Task to carry out. Lines containing the string "name" are to be counted. Write only how many there are.

Given records.
[start]
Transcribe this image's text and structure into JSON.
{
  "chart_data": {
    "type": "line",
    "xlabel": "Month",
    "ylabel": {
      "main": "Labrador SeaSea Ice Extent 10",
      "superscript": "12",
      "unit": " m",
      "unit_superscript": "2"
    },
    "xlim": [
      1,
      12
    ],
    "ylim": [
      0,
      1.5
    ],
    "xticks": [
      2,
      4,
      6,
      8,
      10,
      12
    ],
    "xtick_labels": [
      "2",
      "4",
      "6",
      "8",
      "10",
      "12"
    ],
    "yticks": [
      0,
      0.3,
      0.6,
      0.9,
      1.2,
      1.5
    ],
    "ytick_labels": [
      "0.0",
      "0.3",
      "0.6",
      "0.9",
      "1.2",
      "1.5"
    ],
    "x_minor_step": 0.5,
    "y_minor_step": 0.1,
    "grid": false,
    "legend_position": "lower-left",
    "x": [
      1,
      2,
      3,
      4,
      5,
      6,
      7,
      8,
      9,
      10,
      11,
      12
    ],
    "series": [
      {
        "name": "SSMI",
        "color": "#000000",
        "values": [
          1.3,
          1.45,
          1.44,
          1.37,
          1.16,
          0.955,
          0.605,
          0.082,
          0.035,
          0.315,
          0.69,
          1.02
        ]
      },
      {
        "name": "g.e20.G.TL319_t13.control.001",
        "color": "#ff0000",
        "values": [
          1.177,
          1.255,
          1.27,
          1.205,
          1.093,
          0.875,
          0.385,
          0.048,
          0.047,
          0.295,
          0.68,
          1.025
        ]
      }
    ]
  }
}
[end]
Correct output. 2